··· EXERCISE MATERIAL

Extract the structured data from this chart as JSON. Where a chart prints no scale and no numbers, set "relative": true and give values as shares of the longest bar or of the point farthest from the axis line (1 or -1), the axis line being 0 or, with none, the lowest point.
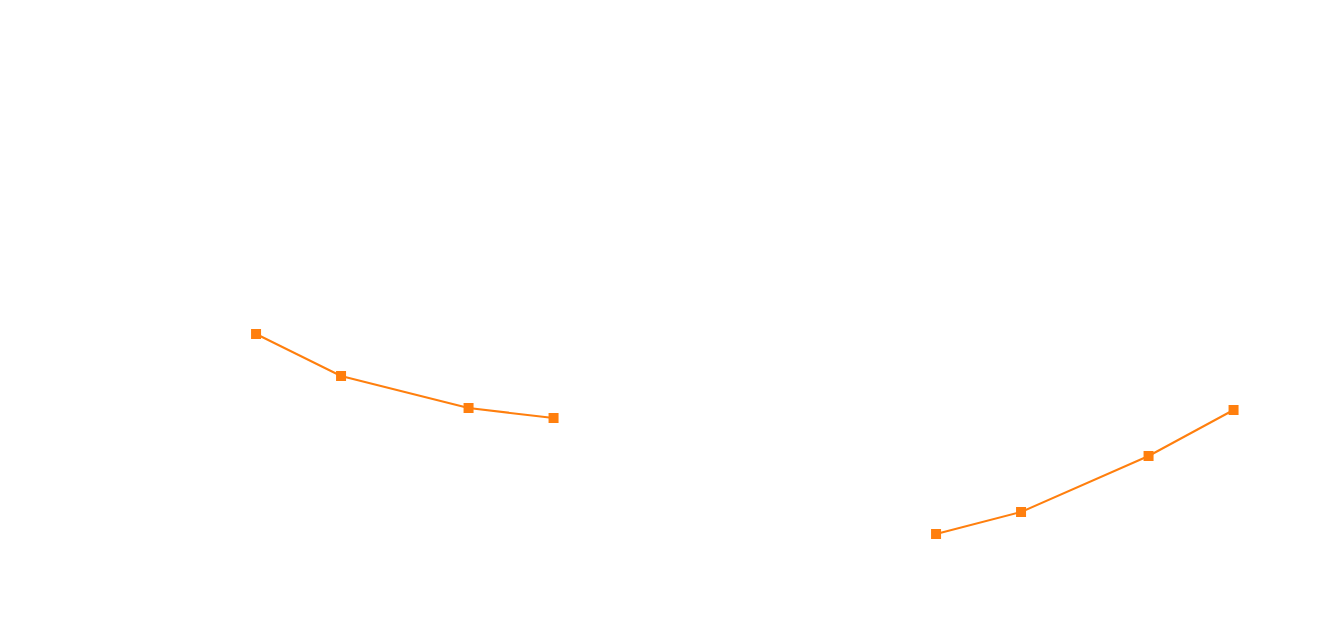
{
  "chart_data": {
    "type": "line",
    "relative": true,
    "marker": "square",
    "categories": [
      null,
      null,
      null,
      null,
      null,
      null,
      null,
      null,
      null,
      null,
      null,
      null,
      null,
      null,
      null,
      null,
      null,
      null,
      null,
      null,
      null,
      null,
      null,
      null
    ],
    "series": [
      {
        "color": "#ff7f0e",
        "values": [
          1,
          null,
          0.79,
          null,
          null,
          0.63,
          null,
          0.58,
          null,
          null,
          null,
          null,
          null,
          null,
          null,
          null,
          null,
          null,
          null,
          null,
          null,
          null,
          null,
          null
        ]
      },
      {
        "color": "#ff7f0e",
        "values": [
          null,
          null,
          null,
          null,
          null,
          null,
          null,
          null,
          null,
          null,
          null,
          null,
          null,
          null,
          null,
          null,
          0,
          null,
          0.11,
          null,
          null,
          0.39,
          null,
          0.62
        ]
      }
    ]
  }
}
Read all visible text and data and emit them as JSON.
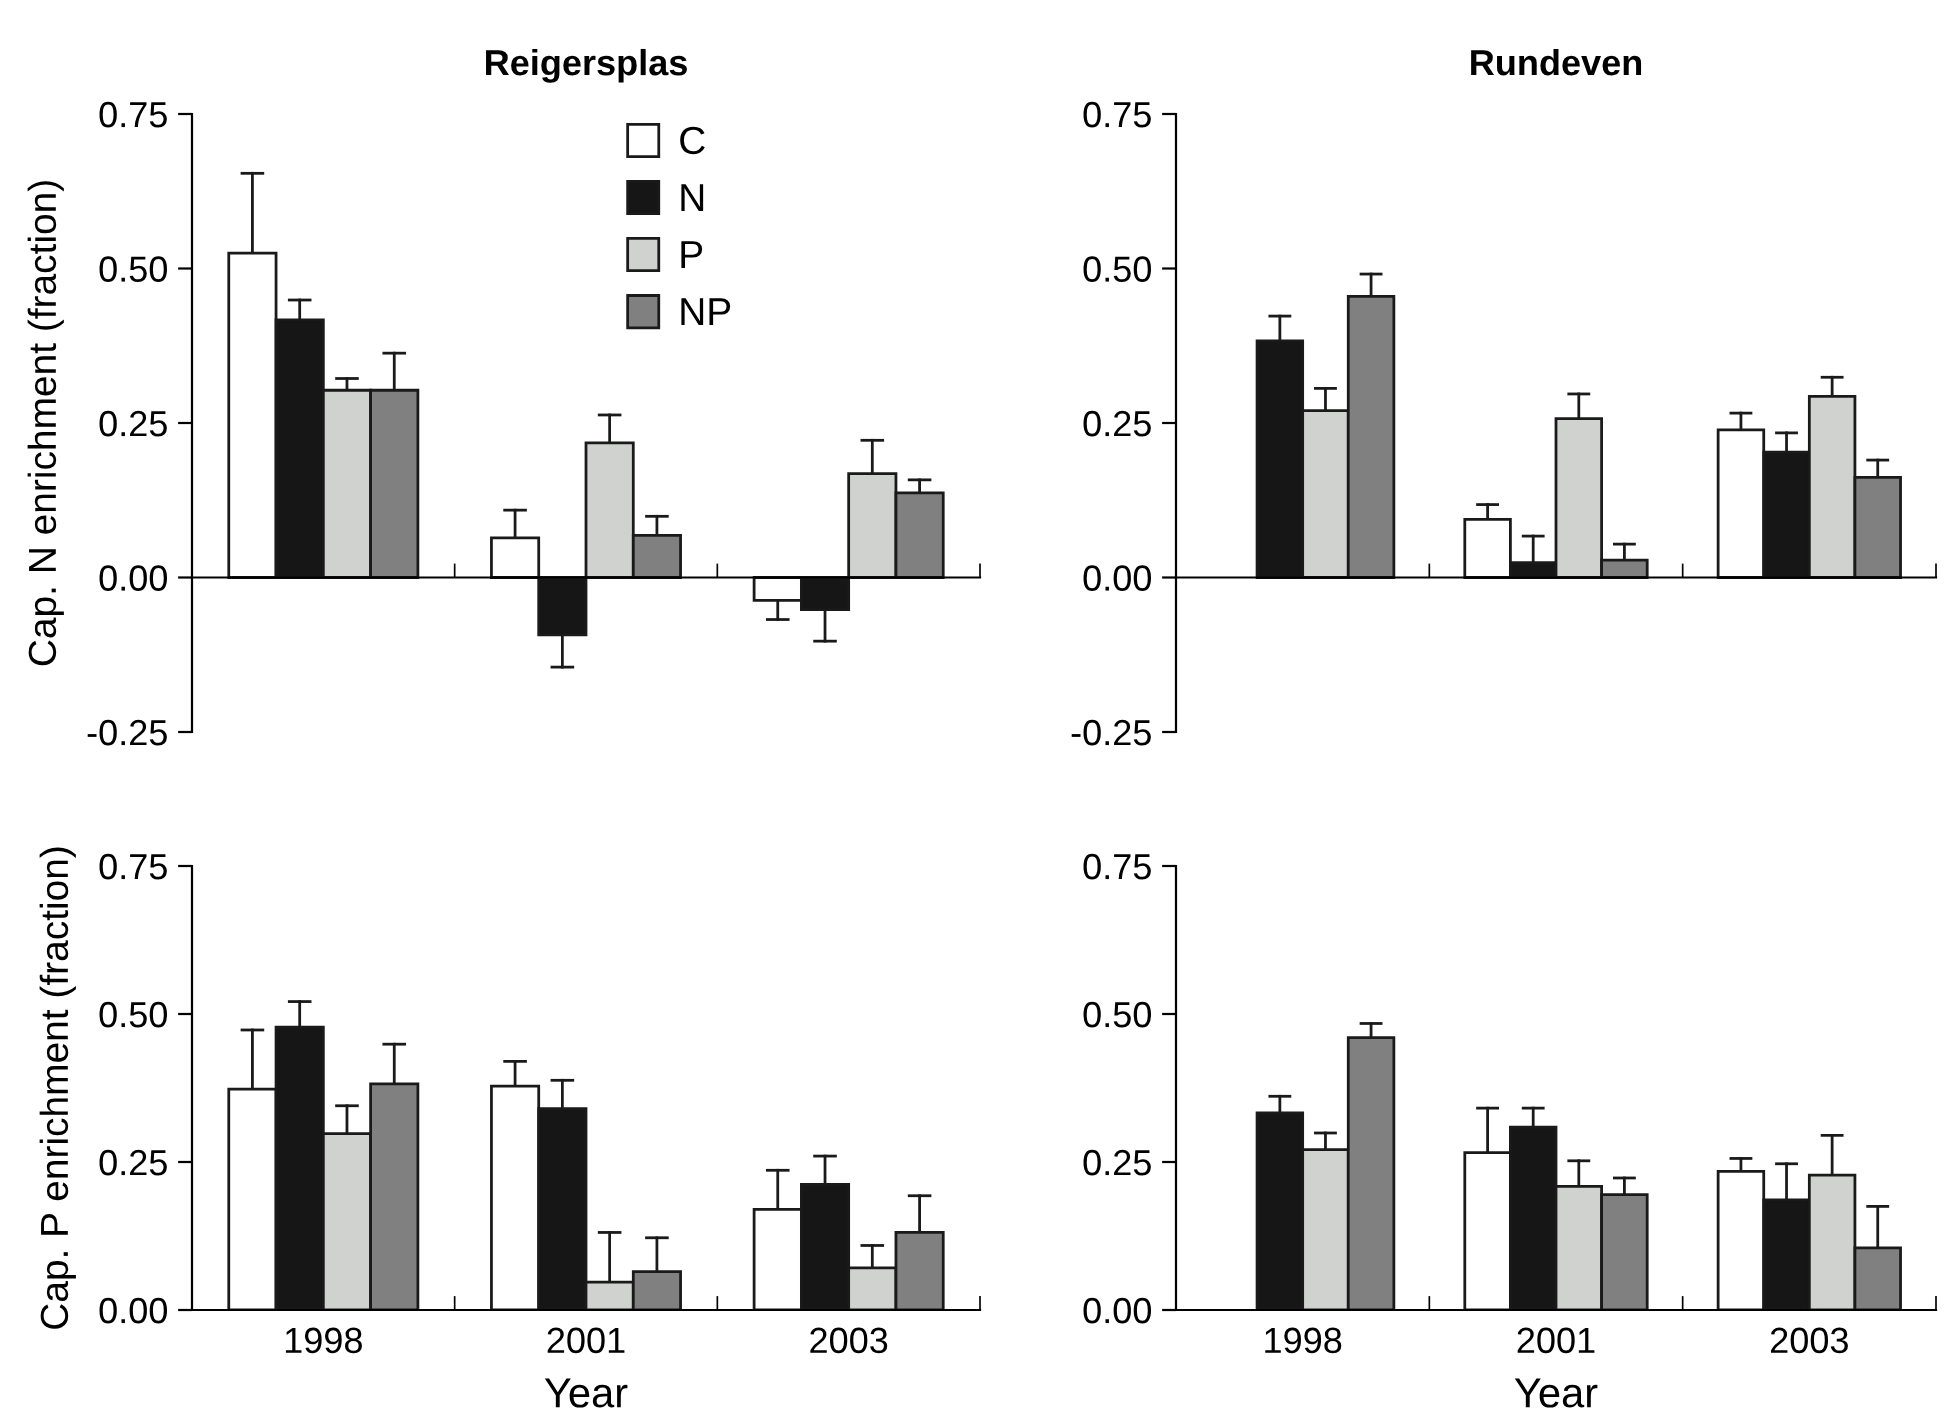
{
  "chart_data": [
    {
      "type": "bar",
      "title": "Reigersplas",
      "ylabel": "Cap. N enrichment (fraction)",
      "categories": [
        "1998",
        "2001",
        "2003"
      ],
      "ylim": [
        -0.25,
        0.75
      ],
      "yticks": [
        {
          "value": -0.25,
          "label": "-0.25"
        },
        {
          "value": 0,
          "label": "0.00"
        },
        {
          "value": 0.25,
          "label": "0.25"
        },
        {
          "value": 0.5,
          "label": "0.50"
        },
        {
          "value": 0.75,
          "label": "0.75"
        }
      ],
      "tick_labels": "y",
      "legend": "top right",
      "series": [
        {
          "name": "C",
          "color": "#ffffff",
          "values": [
            0.525,
            0.064,
            -0.037
          ],
          "errors": [
            [
              0.525,
              0.654
            ],
            [
              0.064,
              0.109
            ],
            [
              -0.068,
              -0.037
            ]
          ]
        },
        {
          "name": "N",
          "color": "#161616",
          "values": [
            0.417,
            -0.093,
            -0.052
          ],
          "errors": [
            [
              0.417,
              0.449
            ],
            [
              -0.145,
              -0.093
            ],
            [
              -0.103,
              -0.052
            ]
          ]
        },
        {
          "name": "P",
          "color": "#d0d2d0",
          "values": [
            0.303,
            0.218,
            0.168
          ],
          "errors": [
            [
              0.303,
              0.322
            ],
            [
              0.218,
              0.263
            ],
            [
              0.168,
              0.222
            ]
          ]
        },
        {
          "name": "NP",
          "color": "#808080",
          "values": [
            0.303,
            0.068,
            0.137
          ],
          "errors": [
            [
              0.303,
              0.363
            ],
            [
              0.068,
              0.099
            ],
            [
              0.137,
              0.158
            ]
          ]
        }
      ]
    },
    {
      "type": "bar",
      "title": "Rundeven",
      "categories": [
        "1998",
        "2001",
        "2003"
      ],
      "ylim": [
        -0.25,
        0.75
      ],
      "yticks": [
        {
          "value": -0.25,
          "label": "-0.25"
        },
        {
          "value": 0,
          "label": "0.00"
        },
        {
          "value": 0.25,
          "label": "0.25"
        },
        {
          "value": 0.5,
          "label": "0.50"
        },
        {
          "value": 0.75,
          "label": "0.75"
        }
      ],
      "tick_labels": "y",
      "series": [
        {
          "color": "#ffffff",
          "values": [
            null,
            0.094,
            0.239
          ],
          "errors": [
            null,
            [
              0.094,
              0.118
            ],
            [
              0.239,
              0.266
            ]
          ]
        },
        {
          "color": "#161616",
          "values": [
            0.383,
            0.024,
            0.203
          ],
          "errors": [
            [
              0.383,
              0.423
            ],
            [
              0.024,
              0.067
            ],
            [
              0.203,
              0.234
            ]
          ]
        },
        {
          "color": "#d0d2d0",
          "values": [
            0.27,
            0.257,
            0.293
          ],
          "errors": [
            [
              0.27,
              0.306
            ],
            [
              0.257,
              0.297
            ],
            [
              0.293,
              0.324
            ]
          ]
        },
        {
          "color": "#808080",
          "values": [
            0.455,
            0.028,
            0.162
          ],
          "errors": [
            [
              0.455,
              0.491
            ],
            [
              0.028,
              0.054
            ],
            [
              0.162,
              0.19
            ]
          ]
        }
      ]
    },
    {
      "type": "bar",
      "ylabel": "Cap. P enrichment (fraction)",
      "xlabel": "Year",
      "categories": [
        "1998",
        "2001",
        "2003"
      ],
      "ylim": [
        0,
        0.75
      ],
      "yticks": [
        {
          "value": 0,
          "label": "0.00"
        },
        {
          "value": 0.25,
          "label": "0.25"
        },
        {
          "value": 0.5,
          "label": "0.50"
        },
        {
          "value": 0.75,
          "label": "0.75"
        }
      ],
      "series": [
        {
          "color": "#ffffff",
          "values": [
            0.373,
            0.378,
            0.17
          ],
          "errors": [
            [
              0.373,
              0.473
            ],
            [
              0.378,
              0.42
            ],
            [
              0.17,
              0.236
            ]
          ]
        },
        {
          "color": "#161616",
          "values": [
            0.478,
            0.34,
            0.212
          ],
          "errors": [
            [
              0.478,
              0.521
            ],
            [
              0.34,
              0.388
            ],
            [
              0.212,
              0.26
            ]
          ]
        },
        {
          "color": "#d0d2d0",
          "values": [
            0.298,
            0.047,
            0.071
          ],
          "errors": [
            [
              0.298,
              0.345
            ],
            [
              0.047,
              0.131
            ],
            [
              0.071,
              0.109
            ]
          ]
        },
        {
          "color": "#808080",
          "values": [
            0.382,
            0.065,
            0.131
          ],
          "errors": [
            [
              0.382,
              0.449
            ],
            [
              0.065,
              0.122
            ],
            [
              0.131,
              0.193
            ]
          ]
        }
      ]
    },
    {
      "type": "bar",
      "xlabel": "Year",
      "categories": [
        "1998",
        "2001",
        "2003"
      ],
      "ylim": [
        0,
        0.75
      ],
      "yticks": [
        {
          "value": 0,
          "label": "0.00"
        },
        {
          "value": 0.25,
          "label": "0.25"
        },
        {
          "value": 0.5,
          "label": "0.50"
        },
        {
          "value": 0.75,
          "label": "0.75"
        }
      ],
      "series": [
        {
          "color": "#ffffff",
          "values": [
            null,
            0.266,
            0.234
          ],
          "errors": [
            null,
            [
              0.266,
              0.341
            ],
            [
              0.234,
              0.256
            ]
          ]
        },
        {
          "color": "#161616",
          "values": [
            0.333,
            0.309,
            0.186
          ],
          "errors": [
            [
              0.333,
              0.361
            ],
            [
              0.309,
              0.341
            ],
            [
              0.186,
              0.247
            ]
          ]
        },
        {
          "color": "#d0d2d0",
          "values": [
            0.271,
            0.209,
            0.228
          ],
          "errors": [
            [
              0.271,
              0.299
            ],
            [
              0.209,
              0.252
            ],
            [
              0.228,
              0.295
            ]
          ]
        },
        {
          "color": "#808080",
          "values": [
            0.46,
            0.195,
            0.105
          ],
          "errors": [
            [
              0.46,
              0.484
            ],
            [
              0.195,
              0.223
            ],
            [
              0.105,
              0.175
            ]
          ]
        }
      ]
    }
  ]
}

······

PROBLEM TO WORK ON:
Word for word, quote the lines above. Omit the pictures.

TASK SOLUTION:
Extract the structured data from this chart as JSON. Where a chart prints no scale and no numbers, set "relative": true and give values as shares of the longest bar or of the point farthest from the axis line (1 or -1), the axis line being 0 or, with none, the lowest point.
{
  "chart_data": {
    "type": "line",
    "relative": true,
    "marker": "square",
    "categories": [
      null,
      null,
      null,
      null,
      null,
      null,
      null,
      null,
      null,
      null,
      null,
      null,
      null,
      null,
      null,
      null,
      null,
      null,
      null,
      null,
      null,
      null,
      null,
      null
    ],
    "series": [
      {
        "color": "#ff7f0e",
        "values": [
          1,
          null,
          0.79,
          null,
          null,
          0.63,
          null,
          0.58,
          null,
          null,
          null,
          null,
          null,
          null,
          null,
          null,
          null,
          null,
          null,
          null,
          null,
          null,
          null,
          null
        ]
      },
      {
        "color": "#ff7f0e",
        "values": [
          null,
          null,
          null,
          null,
          null,
          null,
          null,
          null,
          null,
          null,
          null,
          null,
          null,
          null,
          null,
          null,
          0,
          null,
          0.11,
          null,
          null,
          0.39,
          null,
          0.62
        ]
      }
    ]
  }
}
Read all visible text and data and emit them as JSON.
{
  "chart_data": [
    {
      "type": "bar",
      "title": "Reigersplas",
      "ylabel": "Cap. N enrichment (fraction)",
      "categories": [
        "1998",
        "2001",
        "2003"
      ],
      "ylim": [
        -0.25,
        0.75
      ],
      "yticks": [
        {
          "value": -0.25,
          "label": "-0.25"
        },
        {
          "value": 0,
          "label": "0.00"
        },
        {
          "value": 0.25,
          "label": "0.25"
        },
        {
          "value": 0.5,
          "label": "0.50"
        },
        {
          "value": 0.75,
          "label": "0.75"
        }
      ],
      "tick_labels": "y",
      "legend": "top right",
      "series": [
        {
          "name": "C",
          "color": "#ffffff",
          "values": [
            0.525,
            0.064,
            -0.037
          ],
          "errors": [
            [
              0.525,
              0.654
            ],
            [
              0.064,
              0.109
            ],
            [
              -0.068,
              -0.037
            ]
          ]
        },
        {
          "name": "N",
          "color": "#161616",
          "values": [
            0.417,
            -0.093,
            -0.052
          ],
          "errors": [
            [
              0.417,
              0.449
            ],
            [
              -0.145,
              -0.093
            ],
            [
              -0.103,
              -0.052
            ]
          ]
        },
        {
          "name": "P",
          "color": "#d0d2d0",
          "values": [
            0.303,
            0.218,
            0.168
          ],
          "errors": [
            [
              0.303,
              0.322
            ],
            [
              0.218,
              0.263
            ],
            [
              0.168,
              0.222
            ]
          ]
        },
        {
          "name": "NP",
          "color": "#808080",
          "values": [
            0.303,
            0.068,
            0.137
          ],
          "errors": [
            [
              0.303,
              0.363
            ],
            [
              0.068,
              0.099
            ],
            [
              0.137,
              0.158
            ]
          ]
        }
      ]
    },
    {
      "type": "bar",
      "title": "Rundeven",
      "categories": [
        "1998",
        "2001",
        "2003"
      ],
      "ylim": [
        -0.25,
        0.75
      ],
      "yticks": [
        {
          "value": -0.25,
          "label": "-0.25"
        },
        {
          "value": 0,
          "label": "0.00"
        },
        {
          "value": 0.25,
          "label": "0.25"
        },
        {
          "value": 0.5,
          "label": "0.50"
        },
        {
          "value": 0.75,
          "label": "0.75"
        }
      ],
      "tick_labels": "y",
      "series": [
        {
          "color": "#ffffff",
          "values": [
            null,
            0.094,
            0.239
          ],
          "errors": [
            null,
            [
              0.094,
              0.118
            ],
            [
              0.239,
              0.266
            ]
          ]
        },
        {
          "color": "#161616",
          "values": [
            0.383,
            0.024,
            0.203
          ],
          "errors": [
            [
              0.383,
              0.423
            ],
            [
              0.024,
              0.067
            ],
            [
              0.203,
              0.234
            ]
          ]
        },
        {
          "color": "#d0d2d0",
          "values": [
            0.27,
            0.257,
            0.293
          ],
          "errors": [
            [
              0.27,
              0.306
            ],
            [
              0.257,
              0.297
            ],
            [
              0.293,
              0.324
            ]
          ]
        },
        {
          "color": "#808080",
          "values": [
            0.455,
            0.028,
            0.162
          ],
          "errors": [
            [
              0.455,
              0.491
            ],
            [
              0.028,
              0.054
            ],
            [
              0.162,
              0.19
            ]
          ]
        }
      ]
    },
    {
      "type": "bar",
      "ylabel": "Cap. P enrichment (fraction)",
      "xlabel": "Year",
      "categories": [
        "1998",
        "2001",
        "2003"
      ],
      "ylim": [
        0,
        0.75
      ],
      "yticks": [
        {
          "value": 0,
          "label": "0.00"
        },
        {
          "value": 0.25,
          "label": "0.25"
        },
        {
          "value": 0.5,
          "label": "0.50"
        },
        {
          "value": 0.75,
          "label": "0.75"
        }
      ],
      "series": [
        {
          "color": "#ffffff",
          "values": [
            0.373,
            0.378,
            0.17
          ],
          "errors": [
            [
              0.373,
              0.473
            ],
            [
              0.378,
              0.42
            ],
            [
              0.17,
              0.236
            ]
          ]
        },
        {
          "color": "#161616",
          "values": [
            0.478,
            0.34,
            0.212
          ],
          "errors": [
            [
              0.478,
              0.521
            ],
            [
              0.34,
              0.388
            ],
            [
              0.212,
              0.26
            ]
          ]
        },
        {
          "color": "#d0d2d0",
          "values": [
            0.298,
            0.047,
            0.071
          ],
          "errors": [
            [
              0.298,
              0.345
            ],
            [
              0.047,
              0.131
            ],
            [
              0.071,
              0.109
            ]
          ]
        },
        {
          "color": "#808080",
          "values": [
            0.382,
            0.065,
            0.131
          ],
          "errors": [
            [
              0.382,
              0.449
            ],
            [
              0.065,
              0.122
            ],
            [
              0.131,
              0.193
            ]
          ]
        }
      ]
    },
    {
      "type": "bar",
      "xlabel": "Year",
      "categories": [
        "1998",
        "2001",
        "2003"
      ],
      "ylim": [
        0,
        0.75
      ],
      "yticks": [
        {
          "value": 0,
          "label": "0.00"
        },
        {
          "value": 0.25,
          "label": "0.25"
        },
        {
          "value": 0.5,
          "label": "0.50"
        },
        {
          "value": 0.75,
          "label": "0.75"
        }
      ],
      "series": [
        {
          "color": "#ffffff",
          "values": [
            null,
            0.266,
            0.234
          ],
          "errors": [
            null,
            [
              0.266,
              0.341
            ],
            [
              0.234,
              0.256
            ]
          ]
        },
        {
          "color": "#161616",
          "values": [
            0.333,
            0.309,
            0.186
          ],
          "errors": [
            [
              0.333,
              0.361
            ],
            [
              0.309,
              0.341
            ],
            [
              0.186,
              0.247
            ]
          ]
        },
        {
          "color": "#d0d2d0",
          "values": [
            0.271,
            0.209,
            0.228
          ],
          "errors": [
            [
              0.271,
              0.299
            ],
            [
              0.209,
              0.252
            ],
            [
              0.228,
              0.295
            ]
          ]
        },
        {
          "color": "#808080",
          "values": [
            0.46,
            0.195,
            0.105
          ],
          "errors": [
            [
              0.46,
              0.484
            ],
            [
              0.195,
              0.223
            ],
            [
              0.105,
              0.175
            ]
          ]
        }
      ]
    }
  ]
}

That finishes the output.